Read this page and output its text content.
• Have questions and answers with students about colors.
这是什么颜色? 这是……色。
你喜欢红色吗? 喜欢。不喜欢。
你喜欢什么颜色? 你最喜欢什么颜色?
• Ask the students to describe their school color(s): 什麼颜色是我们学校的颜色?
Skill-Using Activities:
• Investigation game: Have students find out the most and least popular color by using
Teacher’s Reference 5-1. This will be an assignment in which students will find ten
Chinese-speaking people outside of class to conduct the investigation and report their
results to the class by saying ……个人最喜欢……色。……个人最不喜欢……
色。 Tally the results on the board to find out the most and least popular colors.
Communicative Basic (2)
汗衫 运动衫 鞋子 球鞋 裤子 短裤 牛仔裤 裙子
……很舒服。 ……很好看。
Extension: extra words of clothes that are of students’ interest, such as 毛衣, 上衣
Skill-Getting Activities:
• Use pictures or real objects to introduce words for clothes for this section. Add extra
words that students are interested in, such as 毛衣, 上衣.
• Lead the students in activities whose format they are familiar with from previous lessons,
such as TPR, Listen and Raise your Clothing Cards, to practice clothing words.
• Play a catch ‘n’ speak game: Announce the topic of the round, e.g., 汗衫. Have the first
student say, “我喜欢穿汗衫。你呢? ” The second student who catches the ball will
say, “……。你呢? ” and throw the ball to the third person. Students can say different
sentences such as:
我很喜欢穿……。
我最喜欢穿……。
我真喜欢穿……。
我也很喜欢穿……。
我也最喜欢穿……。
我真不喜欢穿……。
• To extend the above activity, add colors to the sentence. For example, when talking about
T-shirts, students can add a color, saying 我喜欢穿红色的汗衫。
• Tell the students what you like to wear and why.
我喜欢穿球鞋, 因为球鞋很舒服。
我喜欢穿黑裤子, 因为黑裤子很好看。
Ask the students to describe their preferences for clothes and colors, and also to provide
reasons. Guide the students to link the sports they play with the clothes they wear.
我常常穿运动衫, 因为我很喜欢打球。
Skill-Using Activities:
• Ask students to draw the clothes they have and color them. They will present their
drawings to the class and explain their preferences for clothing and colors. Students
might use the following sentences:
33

.....

> Exercise instructions
Each line of the listing above should be output exactly.

> Response to the task
Read this page and output its text content.
• Have questions and answers with students about colors.
这是什么颜色? 这是……色。
你喜欢红色吗? 喜欢。不喜欢。
你喜欢什么颜色? 你最喜欢什么颜色?
• Ask the students to describe their school color(s): 什麼颜色是我们学校的颜色?
Skill-Using Activities:
• Investigation game: Have students find out the most and least popular color by using
Teacher’s Reference 5-1. This will be an assignment in which students will find ten
Chinese-speaking people outside of class to conduct the investigation and report their
results to the class by saying ……个人最喜欢……色。……个人最不喜欢……
色。 Tally the results on the board to find out the most and least popular colors.
Communicative Basic (2)
汗衫 运动衫 鞋子 球鞋 裤子 短裤 牛仔裤 裙子
……很舒服。 ……很好看。
Extension: extra words of clothes that are of students’ interest, such as 毛衣, 上衣
Skill-Getting Activities:
• Use pictures or real objects to introduce words for clothes for this section. Add extra
words that students are interested in, such as 毛衣, 上衣.
• Lead the students in activities whose format they are familiar with from previous lessons,
such as TPR, Listen and Raise your Clothing Cards, to practice clothing words.
• Play a catch ‘n’ speak game: Announce the topic of the round, e.g., 汗衫. Have the first
student say, “我喜欢穿汗衫。你呢? ” The second student who catches the ball will
say, “……。你呢? ” and throw the ball to the third person. Students can say different
sentences such as:
我很喜欢穿……。
我最喜欢穿……。
我真喜欢穿……。
我也很喜欢穿……。
我也最喜欢穿……。
我真不喜欢穿……。
• To extend the above activity, add colors to the sentence. For example, when talking about
T-shirts, students can add a color, saying 我喜欢穿红色的汗衫。
• Tell the students what you like to wear and why.
我喜欢穿球鞋, 因为球鞋很舒服。
我喜欢穿黑裤子, 因为黑裤子很好看。
Ask the students to describe their preferences for clothes and colors, and also to provide
reasons. Guide the students to link the sports they play with the clothes they wear.
我常常穿运动衫, 因为我很喜欢打球。
Skill-Using Activities:
• Ask students to draw the clothes they have and color them. They will present their
drawings to the class and explain their preferences for clothing and colors. Students
might use the following sentences:
33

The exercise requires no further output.